··· Task material

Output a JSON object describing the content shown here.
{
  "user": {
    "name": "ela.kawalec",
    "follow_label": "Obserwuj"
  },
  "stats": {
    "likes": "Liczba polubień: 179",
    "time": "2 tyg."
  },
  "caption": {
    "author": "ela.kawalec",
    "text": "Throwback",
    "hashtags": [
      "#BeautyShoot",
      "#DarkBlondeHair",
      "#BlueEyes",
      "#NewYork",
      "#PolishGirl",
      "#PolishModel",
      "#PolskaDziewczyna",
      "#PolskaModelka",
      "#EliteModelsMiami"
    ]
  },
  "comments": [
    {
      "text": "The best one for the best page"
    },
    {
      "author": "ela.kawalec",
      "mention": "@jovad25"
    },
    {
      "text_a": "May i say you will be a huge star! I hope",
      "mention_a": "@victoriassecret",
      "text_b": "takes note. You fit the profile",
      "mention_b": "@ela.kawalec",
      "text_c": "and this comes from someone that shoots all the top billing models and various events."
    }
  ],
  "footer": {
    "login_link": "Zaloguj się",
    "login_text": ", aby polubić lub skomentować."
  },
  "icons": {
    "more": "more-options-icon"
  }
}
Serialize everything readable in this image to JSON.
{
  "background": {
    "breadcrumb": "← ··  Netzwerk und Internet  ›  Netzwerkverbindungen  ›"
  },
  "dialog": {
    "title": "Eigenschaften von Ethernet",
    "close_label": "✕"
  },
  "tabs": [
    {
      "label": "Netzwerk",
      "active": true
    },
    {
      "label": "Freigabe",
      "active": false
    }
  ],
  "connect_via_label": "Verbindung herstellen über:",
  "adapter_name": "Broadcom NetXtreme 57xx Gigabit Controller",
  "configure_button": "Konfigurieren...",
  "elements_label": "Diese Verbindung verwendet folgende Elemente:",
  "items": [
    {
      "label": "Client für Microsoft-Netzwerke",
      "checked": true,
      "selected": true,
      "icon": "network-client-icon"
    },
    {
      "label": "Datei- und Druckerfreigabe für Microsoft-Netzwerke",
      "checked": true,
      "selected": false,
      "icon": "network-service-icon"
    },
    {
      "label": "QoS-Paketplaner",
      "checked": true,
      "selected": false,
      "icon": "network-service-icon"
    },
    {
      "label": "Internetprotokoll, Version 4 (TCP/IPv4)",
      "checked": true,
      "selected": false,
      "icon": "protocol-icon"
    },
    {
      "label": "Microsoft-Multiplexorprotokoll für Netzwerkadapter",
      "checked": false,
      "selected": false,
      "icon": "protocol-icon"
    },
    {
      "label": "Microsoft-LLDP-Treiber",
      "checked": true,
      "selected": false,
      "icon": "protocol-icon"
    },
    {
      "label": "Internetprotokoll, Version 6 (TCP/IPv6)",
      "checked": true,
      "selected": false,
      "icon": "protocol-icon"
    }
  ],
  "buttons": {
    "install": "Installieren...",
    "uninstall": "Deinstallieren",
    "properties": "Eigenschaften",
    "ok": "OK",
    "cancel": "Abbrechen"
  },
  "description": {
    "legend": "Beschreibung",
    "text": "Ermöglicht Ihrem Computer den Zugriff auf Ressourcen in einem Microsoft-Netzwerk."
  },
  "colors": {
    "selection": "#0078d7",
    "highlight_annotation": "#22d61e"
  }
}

······

== What is asked ==
From the listing above, extract all records word for word.

== Written response ==
Output a JSON object describing the content shown here.
{
  "user": {
    "name": "ela.kawalec",
    "follow_label": "Obserwuj"
  },
  "stats": {
    "likes": "Liczba polubień: 179",
    "time": "2 tyg."
  },
  "caption": {
    "author": "ela.kawalec",
    "text": "Throwback",
    "hashtags": [
      "#BeautyShoot",
      "#DarkBlondeHair",
      "#BlueEyes",
      "#NewYork",
      "#PolishGirl",
      "#PolishModel",
      "#PolskaDziewczyna",
      "#PolskaModelka",
      "#EliteModelsMiami"
    ]
  },
  "comments": [
    {
      "text": "The best one for the best page"
    },
    {
      "author": "ela.kawalec",
      "mention": "@jovad25"
    },
    {
      "text_a": "May i say you will be a huge star! I hope",
      "mention_a": "@victoriassecret",
      "text_b": "takes note. You fit the profile",
      "mention_b": "@ela.kawalec",
      "text_c": "and this comes from someone that shoots all the top billing models and various events."
    }
  ],
  "footer": {
    "login_link": "Zaloguj się",
    "login_text": ", aby polubić lub skomentować."
  },
  "icons": {
    "more": "more-options-icon"
  }
}
Serialize everything readable in this image to JSON.
{
  "background": {
    "breadcrumb": "← ··  Netzwerk und Internet  ›  Netzwerkverbindungen  ›"
  },
  "dialog": {
    "title": "Eigenschaften von Ethernet",
    "close_label": "✕"
  },
  "tabs": [
    {
      "label": "Netzwerk",
      "active": true
    },
    {
      "label": "Freigabe",
      "active": false
    }
  ],
  "connect_via_label": "Verbindung herstellen über:",
  "adapter_name": "Broadcom NetXtreme 57xx Gigabit Controller",
  "configure_button": "Konfigurieren...",
  "elements_label": "Diese Verbindung verwendet folgende Elemente:",
  "items": [
    {
      "label": "Client für Microsoft-Netzwerke",
      "checked": true,
      "selected": true,
      "icon": "network-client-icon"
    },
    {
      "label": "Datei- und Druckerfreigabe für Microsoft-Netzwerke",
      "checked": true,
      "selected": false,
      "icon": "network-service-icon"
    },
    {
      "label": "QoS-Paketplaner",
      "checked": true,
      "selected": false,
      "icon": "network-service-icon"
    },
    {
      "label": "Internetprotokoll, Version 4 (TCP/IPv4)",
      "checked": true,
      "selected": false,
      "icon": "protocol-icon"
    },
    {
      "label": "Microsoft-Multiplexorprotokoll für Netzwerkadapter",
      "checked": false,
      "selected": false,
      "icon": "protocol-icon"
    },
    {
      "label": "Microsoft-LLDP-Treiber",
      "checked": true,
      "selected": false,
      "icon": "protocol-icon"
    },
    {
      "label": "Internetprotokoll, Version 6 (TCP/IPv6)",
      "checked": true,
      "selected": false,
      "icon": "protocol-icon"
    }
  ],
  "buttons": {
    "install": "Installieren...",
    "uninstall": "Deinstallieren",
    "properties": "Eigenschaften",
    "ok": "OK",
    "cancel": "Abbrechen"
  },
  "description": {
    "legend": "Beschreibung",
    "text": "Ermöglicht Ihrem Computer den Zugriff auf Ressourcen in einem Microsoft-Netzwerk."
  },
  "colors": {
    "selection": "#0078d7",
    "highlight_annotation": "#22d61e"
  }
}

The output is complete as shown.